> _WORK TO DO_
Check every line below for the string "this", and copy the lines that contain it.

Rows from a dataset
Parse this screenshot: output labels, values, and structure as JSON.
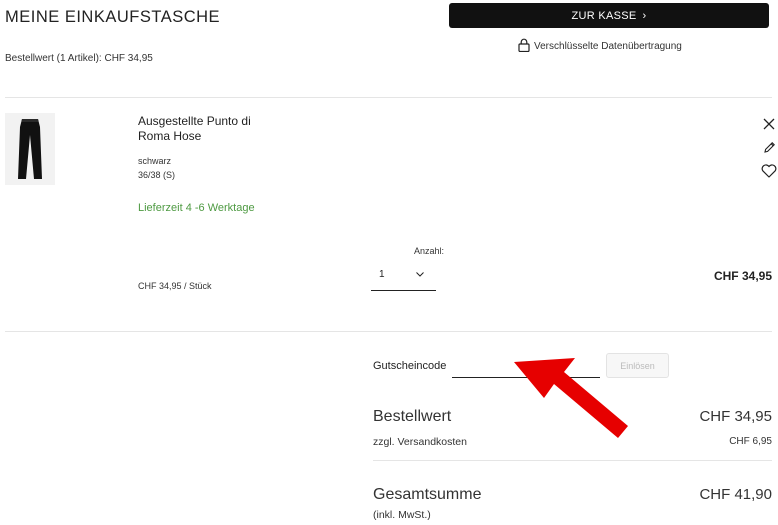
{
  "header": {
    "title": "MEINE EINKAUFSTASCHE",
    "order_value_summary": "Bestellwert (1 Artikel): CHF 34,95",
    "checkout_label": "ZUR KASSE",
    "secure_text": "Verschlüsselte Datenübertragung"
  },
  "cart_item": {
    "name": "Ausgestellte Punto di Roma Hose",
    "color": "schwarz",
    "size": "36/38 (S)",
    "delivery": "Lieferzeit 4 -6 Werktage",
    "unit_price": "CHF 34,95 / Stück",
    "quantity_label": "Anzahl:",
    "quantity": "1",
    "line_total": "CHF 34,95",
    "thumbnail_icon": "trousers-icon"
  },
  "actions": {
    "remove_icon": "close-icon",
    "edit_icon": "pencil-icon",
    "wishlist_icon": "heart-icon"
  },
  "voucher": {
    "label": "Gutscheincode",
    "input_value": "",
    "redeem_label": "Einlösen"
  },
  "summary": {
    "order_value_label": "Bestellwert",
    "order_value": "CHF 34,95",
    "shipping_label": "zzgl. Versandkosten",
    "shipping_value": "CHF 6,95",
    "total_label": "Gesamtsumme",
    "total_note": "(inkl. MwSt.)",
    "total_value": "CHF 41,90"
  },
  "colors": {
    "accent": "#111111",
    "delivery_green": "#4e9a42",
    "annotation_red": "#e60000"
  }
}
...
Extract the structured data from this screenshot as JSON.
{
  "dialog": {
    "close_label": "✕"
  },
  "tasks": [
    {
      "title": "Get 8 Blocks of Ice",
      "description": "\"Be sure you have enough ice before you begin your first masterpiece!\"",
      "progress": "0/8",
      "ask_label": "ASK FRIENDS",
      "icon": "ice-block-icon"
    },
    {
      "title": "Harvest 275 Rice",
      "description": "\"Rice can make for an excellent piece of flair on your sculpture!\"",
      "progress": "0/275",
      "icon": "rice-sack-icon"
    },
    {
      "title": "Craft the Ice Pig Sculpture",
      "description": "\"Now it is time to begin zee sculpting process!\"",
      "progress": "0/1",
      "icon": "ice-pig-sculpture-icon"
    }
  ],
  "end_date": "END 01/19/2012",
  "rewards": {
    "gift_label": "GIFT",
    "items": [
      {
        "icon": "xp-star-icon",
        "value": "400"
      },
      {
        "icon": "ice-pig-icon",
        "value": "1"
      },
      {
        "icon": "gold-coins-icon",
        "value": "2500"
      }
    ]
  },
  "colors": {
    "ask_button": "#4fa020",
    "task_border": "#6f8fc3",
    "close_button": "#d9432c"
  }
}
...
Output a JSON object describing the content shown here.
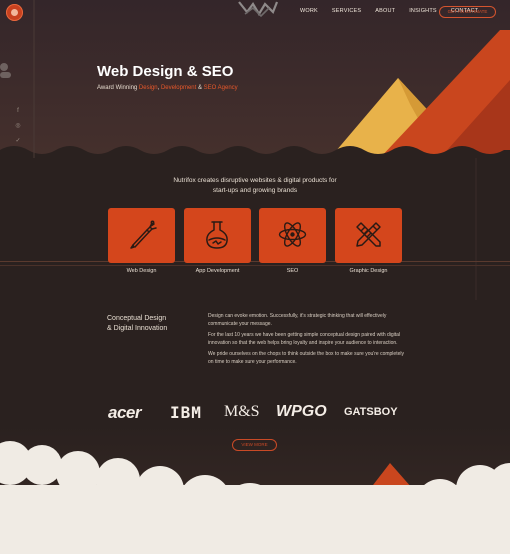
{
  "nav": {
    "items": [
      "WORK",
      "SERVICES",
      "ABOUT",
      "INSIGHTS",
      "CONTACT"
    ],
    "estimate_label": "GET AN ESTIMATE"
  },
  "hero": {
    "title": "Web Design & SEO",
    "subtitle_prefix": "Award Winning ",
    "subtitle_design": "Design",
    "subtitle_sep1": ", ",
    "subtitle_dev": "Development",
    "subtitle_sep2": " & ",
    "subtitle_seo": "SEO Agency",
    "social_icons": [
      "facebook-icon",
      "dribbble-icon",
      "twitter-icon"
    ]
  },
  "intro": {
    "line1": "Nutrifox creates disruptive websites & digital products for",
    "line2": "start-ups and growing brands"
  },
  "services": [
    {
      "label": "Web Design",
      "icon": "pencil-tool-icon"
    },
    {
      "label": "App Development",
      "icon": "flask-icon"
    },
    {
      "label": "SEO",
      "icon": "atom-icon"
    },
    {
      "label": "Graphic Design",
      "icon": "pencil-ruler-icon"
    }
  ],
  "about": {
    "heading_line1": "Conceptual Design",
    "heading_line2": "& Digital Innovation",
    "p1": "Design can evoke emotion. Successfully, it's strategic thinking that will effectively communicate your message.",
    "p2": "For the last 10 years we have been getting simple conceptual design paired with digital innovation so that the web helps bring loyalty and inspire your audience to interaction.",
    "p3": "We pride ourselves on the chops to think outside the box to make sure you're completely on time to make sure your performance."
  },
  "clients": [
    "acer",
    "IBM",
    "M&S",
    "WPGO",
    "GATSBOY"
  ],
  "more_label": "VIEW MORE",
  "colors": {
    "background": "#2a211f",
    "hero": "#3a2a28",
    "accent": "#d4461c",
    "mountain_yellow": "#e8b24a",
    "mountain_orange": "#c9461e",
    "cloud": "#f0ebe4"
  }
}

> _TASK ANSWER_
Parse this screenshot: output labels, values, and structure as JSON.
Extract the structured data from this screenshot as JSON.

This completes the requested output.